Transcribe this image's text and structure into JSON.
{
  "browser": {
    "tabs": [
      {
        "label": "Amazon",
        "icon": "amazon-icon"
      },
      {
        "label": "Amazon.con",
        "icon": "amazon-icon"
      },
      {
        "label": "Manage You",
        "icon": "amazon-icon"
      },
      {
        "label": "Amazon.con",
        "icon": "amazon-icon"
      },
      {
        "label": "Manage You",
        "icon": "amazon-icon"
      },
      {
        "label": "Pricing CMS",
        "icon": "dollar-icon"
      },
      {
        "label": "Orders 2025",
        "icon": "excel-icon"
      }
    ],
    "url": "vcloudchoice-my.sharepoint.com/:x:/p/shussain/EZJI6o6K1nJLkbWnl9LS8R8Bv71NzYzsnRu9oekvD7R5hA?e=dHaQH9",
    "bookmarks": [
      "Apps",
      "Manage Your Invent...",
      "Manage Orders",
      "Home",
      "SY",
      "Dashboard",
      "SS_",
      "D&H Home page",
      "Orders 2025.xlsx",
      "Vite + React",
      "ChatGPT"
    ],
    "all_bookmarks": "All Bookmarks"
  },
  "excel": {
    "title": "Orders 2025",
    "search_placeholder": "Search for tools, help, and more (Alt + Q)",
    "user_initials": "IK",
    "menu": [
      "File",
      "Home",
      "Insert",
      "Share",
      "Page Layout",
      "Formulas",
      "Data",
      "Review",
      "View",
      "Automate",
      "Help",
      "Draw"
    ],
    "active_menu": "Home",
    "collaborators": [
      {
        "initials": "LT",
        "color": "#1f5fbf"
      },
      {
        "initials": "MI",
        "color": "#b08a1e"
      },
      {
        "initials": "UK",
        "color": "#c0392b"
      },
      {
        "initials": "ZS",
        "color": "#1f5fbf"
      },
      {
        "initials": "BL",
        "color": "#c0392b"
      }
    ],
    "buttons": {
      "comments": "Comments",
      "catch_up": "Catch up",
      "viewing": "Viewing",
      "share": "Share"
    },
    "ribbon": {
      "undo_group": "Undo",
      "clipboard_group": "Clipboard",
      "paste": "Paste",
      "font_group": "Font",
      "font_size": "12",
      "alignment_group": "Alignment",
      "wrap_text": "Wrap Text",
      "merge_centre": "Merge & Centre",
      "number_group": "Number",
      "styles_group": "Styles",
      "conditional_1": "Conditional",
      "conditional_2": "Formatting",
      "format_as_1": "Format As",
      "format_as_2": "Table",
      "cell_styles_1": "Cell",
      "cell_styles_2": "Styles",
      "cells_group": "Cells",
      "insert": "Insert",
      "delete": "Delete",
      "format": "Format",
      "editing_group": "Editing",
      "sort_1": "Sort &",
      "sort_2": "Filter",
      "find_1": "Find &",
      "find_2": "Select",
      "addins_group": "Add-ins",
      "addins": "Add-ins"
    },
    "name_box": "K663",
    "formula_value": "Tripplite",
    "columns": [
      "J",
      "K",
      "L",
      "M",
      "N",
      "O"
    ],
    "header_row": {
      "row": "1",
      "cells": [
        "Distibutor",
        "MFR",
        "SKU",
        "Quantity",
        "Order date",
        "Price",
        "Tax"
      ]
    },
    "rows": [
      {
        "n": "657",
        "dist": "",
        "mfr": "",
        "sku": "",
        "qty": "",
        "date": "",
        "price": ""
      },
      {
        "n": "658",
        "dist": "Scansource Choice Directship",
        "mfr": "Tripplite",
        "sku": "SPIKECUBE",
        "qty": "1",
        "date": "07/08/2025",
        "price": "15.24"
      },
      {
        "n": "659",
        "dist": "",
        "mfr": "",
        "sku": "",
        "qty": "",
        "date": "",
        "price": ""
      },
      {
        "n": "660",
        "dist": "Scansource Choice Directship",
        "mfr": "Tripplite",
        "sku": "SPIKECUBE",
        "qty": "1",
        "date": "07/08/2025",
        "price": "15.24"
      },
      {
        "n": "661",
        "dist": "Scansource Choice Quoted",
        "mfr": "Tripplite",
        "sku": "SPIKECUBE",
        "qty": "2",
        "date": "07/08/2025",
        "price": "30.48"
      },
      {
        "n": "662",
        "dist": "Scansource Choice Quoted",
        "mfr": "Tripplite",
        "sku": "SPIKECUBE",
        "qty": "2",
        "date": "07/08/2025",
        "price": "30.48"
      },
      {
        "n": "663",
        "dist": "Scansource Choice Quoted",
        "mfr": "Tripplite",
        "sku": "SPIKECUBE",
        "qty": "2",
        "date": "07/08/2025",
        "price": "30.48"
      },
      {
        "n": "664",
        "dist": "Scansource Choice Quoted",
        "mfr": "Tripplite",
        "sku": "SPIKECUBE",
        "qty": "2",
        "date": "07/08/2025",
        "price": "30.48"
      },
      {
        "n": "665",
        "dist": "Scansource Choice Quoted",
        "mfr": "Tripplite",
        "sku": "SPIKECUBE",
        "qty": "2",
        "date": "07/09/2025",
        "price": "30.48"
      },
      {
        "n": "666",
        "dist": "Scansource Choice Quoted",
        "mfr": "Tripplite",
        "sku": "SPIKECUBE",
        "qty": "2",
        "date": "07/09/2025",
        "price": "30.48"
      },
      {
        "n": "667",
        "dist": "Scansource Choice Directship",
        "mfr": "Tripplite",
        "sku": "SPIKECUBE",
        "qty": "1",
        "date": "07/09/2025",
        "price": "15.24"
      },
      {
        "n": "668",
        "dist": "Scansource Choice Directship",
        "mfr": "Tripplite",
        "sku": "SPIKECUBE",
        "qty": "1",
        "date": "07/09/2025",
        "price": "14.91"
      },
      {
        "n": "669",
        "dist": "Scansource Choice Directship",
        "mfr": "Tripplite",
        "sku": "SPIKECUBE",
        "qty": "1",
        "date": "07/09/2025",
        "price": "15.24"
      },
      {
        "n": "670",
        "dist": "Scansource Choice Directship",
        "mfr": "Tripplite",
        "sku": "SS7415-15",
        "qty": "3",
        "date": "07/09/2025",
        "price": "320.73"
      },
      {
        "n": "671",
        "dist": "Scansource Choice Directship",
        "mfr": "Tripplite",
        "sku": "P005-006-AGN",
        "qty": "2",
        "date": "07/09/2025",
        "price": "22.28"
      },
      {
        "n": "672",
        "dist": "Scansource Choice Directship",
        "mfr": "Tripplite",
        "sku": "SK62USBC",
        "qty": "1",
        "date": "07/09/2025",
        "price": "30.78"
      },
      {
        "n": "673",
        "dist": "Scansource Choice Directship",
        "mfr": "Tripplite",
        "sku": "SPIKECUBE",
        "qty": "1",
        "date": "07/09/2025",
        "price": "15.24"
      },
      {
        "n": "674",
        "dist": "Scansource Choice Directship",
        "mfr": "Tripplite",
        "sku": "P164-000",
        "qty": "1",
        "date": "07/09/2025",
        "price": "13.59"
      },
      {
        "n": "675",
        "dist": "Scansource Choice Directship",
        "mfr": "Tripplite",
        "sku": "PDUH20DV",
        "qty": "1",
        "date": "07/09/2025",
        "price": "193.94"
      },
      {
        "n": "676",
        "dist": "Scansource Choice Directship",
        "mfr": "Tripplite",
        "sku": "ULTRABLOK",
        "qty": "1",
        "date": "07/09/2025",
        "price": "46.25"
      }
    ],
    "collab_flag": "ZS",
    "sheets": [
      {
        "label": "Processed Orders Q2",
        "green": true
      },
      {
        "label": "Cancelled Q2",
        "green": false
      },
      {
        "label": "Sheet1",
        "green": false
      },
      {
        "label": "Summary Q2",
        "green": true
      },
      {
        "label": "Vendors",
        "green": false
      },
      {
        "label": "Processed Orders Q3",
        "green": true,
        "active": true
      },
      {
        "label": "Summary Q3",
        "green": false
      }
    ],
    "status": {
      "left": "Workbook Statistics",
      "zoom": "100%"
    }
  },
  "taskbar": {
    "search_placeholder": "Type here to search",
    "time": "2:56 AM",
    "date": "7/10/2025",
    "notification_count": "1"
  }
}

————————

> [Do this] From the data above, copy each line that has the string "Manage".

> [Response for this exercise]
        "label": "Manage You",
        "label": "Manage You",
      "Manage Your Invent...",
      "Manage Orders",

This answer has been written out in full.